** Qué hacer **
a - Enumera todas las ciudades que se nombran en el relato sobre la enfermedad de la abuela.
b - Reproduce el fragmento del relato sobre la enfermedad de la abuela desde "Pasado el tiempo" hasta "de todo corazón.", incluidas ambas partes.

** Texto seleccionado **
↓↓↓

Le salió a mi abuela un bulto de pus en la barriga y el médico, que no atinaba con la causa y posibles consecuencias, determinó que debía viajar a Jaén para que la reconociese un especialista, era lo mejor. Sin más preámbulos y con la lógica preocupación y trastorno que aquello acarreaba se dispuso a hacer el viaje para ser ingresada en la clínica popularmente conocida como la de Las Palmeras, e interpreto que debió ser una que hubo entonces en la plaza de tal nombre, sobre cuyo solar se levantó después un bloque de pisos en el que tiene un bajo la de La Inmaculada. Pero igual me equivoco.
En los años de posguerra las ambulancias eran un lujo por lo que tuvo que conformarse con hacer el viaje en la Alsina, el autobús de línea que salía de Úbeda y remataba en la capital. Hizo su ropita un lío y acudió a la parada con sus hijos para despedirse, pero antes de subir la detuvo el conductor o un enfermero, supongo, y le preguntó alarmado que dónde iba sola.
En aquellos días mi abuelo estaba en Madrid, recuperándose de un disparo en un ojo, que lo dejó ciego de éste, que recibió de forma fortuita persiguiendo a unos ladrones de aceitunas; por lo que mi abuela no tuvo otra que buscar a alguien dispuesto a acompañarla y envió a mi tía Pepa y a mi padre a que se lo dijesen a la tía Nicolasa, que de todas las hermanas de mi abuelo era la que tenía más fama de generosa. Así, mientras el autobús en marcha esperaba el resultado de la decisión, los niños se presentaron en casa de la tía y la encontraron en la cocina con las manos literalmente en la masa. Tan pronto como se enteró de la demanda se quitó el mandil, se limpió las manos y salió andando con lo puesto, sin más equipaje, dejando a sus cinco hijas a cargo de la cocina.
De este modo, mi abuela y su cuñada subieron al autobús y se plantaron en Jaén, donde lo que parecía ser un par de días terminó convirtiéndose en tres meses. A mi abuela la ingresaron y le dieron habitación en la clínica, pero a mi tía abuela no la dejaban pernoctar allí ni como acompañante, porque no se usaba, por lo que hubo de ingeniárselas para poder dormir en el alféizar de la ventana del cuarto.
Dio la casualidad de que la enfermera que allí atendía iba a casarse pronto, o eso decía, y Nicolasa le obsequió un bonito ramo de flores, de las que crecían en un jardín próximo, pero no un día, sino todos los que tuvo que estar allí de compañera. A la otra debió de hacerle gracia el detalle e hizo la vista gorda.
Pasado el tiempo dieron el alta a mi abuela y las dos regresaron a Úbeda. Mis abuelos estuvieron el resto de su vida muy agradecidos a la voluntad de Nicolasa, pero esta nunca quiso nada a cambio de algo que hizo de todo corazón.

↑↑↑

** Datos mostrados **
↓↓↓

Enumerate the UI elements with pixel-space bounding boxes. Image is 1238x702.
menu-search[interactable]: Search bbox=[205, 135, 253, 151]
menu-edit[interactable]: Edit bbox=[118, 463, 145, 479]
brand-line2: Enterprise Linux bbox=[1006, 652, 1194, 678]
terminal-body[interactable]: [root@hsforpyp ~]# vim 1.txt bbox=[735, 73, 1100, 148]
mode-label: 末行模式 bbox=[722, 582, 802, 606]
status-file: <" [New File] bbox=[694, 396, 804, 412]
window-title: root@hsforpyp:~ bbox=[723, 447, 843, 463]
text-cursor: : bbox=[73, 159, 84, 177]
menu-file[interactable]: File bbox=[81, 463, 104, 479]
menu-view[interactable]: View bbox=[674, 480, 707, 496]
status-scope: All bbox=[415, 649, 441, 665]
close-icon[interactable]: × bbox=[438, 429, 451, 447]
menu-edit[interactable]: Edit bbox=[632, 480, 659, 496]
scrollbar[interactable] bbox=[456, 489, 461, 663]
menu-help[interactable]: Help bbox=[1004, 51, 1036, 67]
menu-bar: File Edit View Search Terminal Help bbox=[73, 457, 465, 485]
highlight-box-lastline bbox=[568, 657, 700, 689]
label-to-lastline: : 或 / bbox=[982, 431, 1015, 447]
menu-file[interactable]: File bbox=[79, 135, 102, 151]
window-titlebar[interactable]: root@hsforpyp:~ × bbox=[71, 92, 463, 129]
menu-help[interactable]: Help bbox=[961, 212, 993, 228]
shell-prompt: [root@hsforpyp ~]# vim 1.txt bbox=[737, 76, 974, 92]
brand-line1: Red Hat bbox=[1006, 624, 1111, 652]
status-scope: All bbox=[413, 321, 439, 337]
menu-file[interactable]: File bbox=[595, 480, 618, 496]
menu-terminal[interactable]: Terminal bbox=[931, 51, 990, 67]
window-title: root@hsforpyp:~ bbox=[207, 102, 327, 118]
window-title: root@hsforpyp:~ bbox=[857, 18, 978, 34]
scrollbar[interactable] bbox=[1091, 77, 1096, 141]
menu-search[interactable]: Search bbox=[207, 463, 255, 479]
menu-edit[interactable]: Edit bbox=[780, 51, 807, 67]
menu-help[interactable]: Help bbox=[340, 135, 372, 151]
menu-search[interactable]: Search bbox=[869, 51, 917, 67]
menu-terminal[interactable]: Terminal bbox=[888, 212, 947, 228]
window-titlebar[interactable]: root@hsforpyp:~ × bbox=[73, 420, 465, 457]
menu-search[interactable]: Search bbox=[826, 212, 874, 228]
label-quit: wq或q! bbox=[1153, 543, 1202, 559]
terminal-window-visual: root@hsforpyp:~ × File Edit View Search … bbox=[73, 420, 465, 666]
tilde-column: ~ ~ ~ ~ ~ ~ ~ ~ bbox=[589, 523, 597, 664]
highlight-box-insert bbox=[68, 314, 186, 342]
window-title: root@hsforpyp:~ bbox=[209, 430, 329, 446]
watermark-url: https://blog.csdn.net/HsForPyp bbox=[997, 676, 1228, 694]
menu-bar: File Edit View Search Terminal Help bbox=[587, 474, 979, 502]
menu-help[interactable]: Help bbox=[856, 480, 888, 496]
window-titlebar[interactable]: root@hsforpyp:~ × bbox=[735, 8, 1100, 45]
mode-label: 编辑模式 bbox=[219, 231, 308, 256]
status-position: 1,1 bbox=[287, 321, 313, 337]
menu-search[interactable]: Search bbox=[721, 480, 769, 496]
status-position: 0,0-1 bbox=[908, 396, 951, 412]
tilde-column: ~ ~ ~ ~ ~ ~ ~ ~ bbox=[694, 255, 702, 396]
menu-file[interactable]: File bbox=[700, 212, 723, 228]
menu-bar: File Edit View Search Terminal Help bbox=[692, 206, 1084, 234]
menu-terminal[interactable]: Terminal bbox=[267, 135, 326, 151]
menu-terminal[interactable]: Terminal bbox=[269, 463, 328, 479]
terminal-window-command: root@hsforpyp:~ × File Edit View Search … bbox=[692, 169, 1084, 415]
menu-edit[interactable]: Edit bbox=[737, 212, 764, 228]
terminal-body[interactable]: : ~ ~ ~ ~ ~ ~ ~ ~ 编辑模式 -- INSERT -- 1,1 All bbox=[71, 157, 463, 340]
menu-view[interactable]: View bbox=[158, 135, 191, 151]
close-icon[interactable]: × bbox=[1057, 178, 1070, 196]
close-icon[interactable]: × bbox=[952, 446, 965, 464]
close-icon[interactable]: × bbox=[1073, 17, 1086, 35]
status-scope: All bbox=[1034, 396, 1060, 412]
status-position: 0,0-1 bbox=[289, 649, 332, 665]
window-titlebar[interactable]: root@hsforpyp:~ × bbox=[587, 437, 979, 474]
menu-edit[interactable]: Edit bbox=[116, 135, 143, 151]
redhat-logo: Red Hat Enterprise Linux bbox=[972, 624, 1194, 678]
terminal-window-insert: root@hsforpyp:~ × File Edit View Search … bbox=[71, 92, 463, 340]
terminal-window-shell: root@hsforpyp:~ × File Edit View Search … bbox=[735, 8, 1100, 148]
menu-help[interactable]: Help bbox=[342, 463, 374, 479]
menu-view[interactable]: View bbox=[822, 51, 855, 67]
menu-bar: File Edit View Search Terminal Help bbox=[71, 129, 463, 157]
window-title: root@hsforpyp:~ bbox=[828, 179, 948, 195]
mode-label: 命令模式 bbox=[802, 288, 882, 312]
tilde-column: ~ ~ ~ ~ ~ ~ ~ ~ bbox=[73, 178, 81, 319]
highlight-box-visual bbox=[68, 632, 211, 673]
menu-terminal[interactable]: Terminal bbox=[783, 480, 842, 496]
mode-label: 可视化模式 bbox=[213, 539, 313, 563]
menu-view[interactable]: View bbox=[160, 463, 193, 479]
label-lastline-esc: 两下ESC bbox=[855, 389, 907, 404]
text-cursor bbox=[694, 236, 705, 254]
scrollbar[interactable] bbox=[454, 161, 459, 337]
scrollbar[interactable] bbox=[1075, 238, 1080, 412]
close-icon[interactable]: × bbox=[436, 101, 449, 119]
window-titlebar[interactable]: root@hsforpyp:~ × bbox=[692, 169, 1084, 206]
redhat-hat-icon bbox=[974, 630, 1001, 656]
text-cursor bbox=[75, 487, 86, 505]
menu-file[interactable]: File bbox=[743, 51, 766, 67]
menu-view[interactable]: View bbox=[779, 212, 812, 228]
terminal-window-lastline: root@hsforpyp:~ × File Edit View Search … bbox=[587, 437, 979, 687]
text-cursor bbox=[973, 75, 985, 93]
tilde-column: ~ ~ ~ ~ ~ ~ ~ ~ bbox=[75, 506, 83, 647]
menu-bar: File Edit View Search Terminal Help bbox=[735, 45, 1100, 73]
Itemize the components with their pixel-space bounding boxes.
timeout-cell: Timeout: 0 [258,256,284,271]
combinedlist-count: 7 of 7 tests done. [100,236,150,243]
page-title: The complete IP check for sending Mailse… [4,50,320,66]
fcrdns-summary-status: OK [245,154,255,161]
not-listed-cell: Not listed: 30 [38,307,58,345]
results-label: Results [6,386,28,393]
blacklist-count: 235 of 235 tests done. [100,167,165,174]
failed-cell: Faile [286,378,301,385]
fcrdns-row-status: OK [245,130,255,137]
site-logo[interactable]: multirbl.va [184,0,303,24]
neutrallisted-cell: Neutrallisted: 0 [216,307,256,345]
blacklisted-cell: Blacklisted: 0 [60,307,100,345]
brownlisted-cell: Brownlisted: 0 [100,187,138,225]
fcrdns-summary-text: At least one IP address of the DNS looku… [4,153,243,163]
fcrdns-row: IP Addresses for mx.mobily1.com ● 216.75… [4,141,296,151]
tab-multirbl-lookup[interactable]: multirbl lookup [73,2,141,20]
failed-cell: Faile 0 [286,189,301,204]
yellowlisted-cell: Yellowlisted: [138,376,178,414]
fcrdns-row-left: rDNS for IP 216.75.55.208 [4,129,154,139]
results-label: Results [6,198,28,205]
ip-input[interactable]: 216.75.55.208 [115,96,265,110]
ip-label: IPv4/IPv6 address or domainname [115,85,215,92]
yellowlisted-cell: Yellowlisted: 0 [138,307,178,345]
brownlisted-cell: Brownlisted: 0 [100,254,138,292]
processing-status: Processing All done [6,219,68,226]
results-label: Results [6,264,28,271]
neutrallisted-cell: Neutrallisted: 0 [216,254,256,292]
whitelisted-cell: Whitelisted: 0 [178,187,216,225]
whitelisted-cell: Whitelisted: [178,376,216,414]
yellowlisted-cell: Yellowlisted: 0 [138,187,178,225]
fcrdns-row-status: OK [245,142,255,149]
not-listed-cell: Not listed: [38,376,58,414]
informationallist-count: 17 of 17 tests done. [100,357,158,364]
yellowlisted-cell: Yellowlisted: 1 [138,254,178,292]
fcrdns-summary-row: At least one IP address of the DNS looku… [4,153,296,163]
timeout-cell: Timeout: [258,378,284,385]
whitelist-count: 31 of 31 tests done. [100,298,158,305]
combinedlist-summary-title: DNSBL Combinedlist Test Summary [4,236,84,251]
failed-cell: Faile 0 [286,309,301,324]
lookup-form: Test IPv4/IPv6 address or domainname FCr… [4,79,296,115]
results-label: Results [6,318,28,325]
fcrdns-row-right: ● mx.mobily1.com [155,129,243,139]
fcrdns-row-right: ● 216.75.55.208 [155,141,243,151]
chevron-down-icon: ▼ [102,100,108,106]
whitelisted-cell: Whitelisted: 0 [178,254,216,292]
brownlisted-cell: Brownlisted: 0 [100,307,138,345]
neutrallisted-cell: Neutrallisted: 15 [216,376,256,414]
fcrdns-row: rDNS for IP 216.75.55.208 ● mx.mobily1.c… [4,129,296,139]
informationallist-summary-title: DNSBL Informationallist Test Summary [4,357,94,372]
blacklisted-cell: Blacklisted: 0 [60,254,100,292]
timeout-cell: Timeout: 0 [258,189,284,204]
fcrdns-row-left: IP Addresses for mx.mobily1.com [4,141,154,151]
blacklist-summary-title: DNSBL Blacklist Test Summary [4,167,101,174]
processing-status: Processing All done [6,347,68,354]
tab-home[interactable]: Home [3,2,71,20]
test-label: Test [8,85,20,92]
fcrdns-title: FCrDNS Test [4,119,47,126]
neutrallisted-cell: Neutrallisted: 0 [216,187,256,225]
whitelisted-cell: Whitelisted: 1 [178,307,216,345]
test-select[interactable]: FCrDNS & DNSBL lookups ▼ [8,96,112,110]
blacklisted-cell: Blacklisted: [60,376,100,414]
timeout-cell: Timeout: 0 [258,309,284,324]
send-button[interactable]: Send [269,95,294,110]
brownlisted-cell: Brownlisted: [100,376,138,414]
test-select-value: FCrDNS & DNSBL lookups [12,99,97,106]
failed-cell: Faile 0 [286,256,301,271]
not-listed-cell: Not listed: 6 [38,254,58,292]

↑↑↑

** Respuestas en orden **
a - Jaén, Úbeda, Madrid

b -
Pasado el tiempo dieron el alta a mi abuela y las dos regresaron a Úbeda. Mis abuelos estuvieron el resto de su vida muy agradecidos a la voluntad de Nicolasa, pero esta nunca quiso nada a cambio de algo que hizo de todo corazón.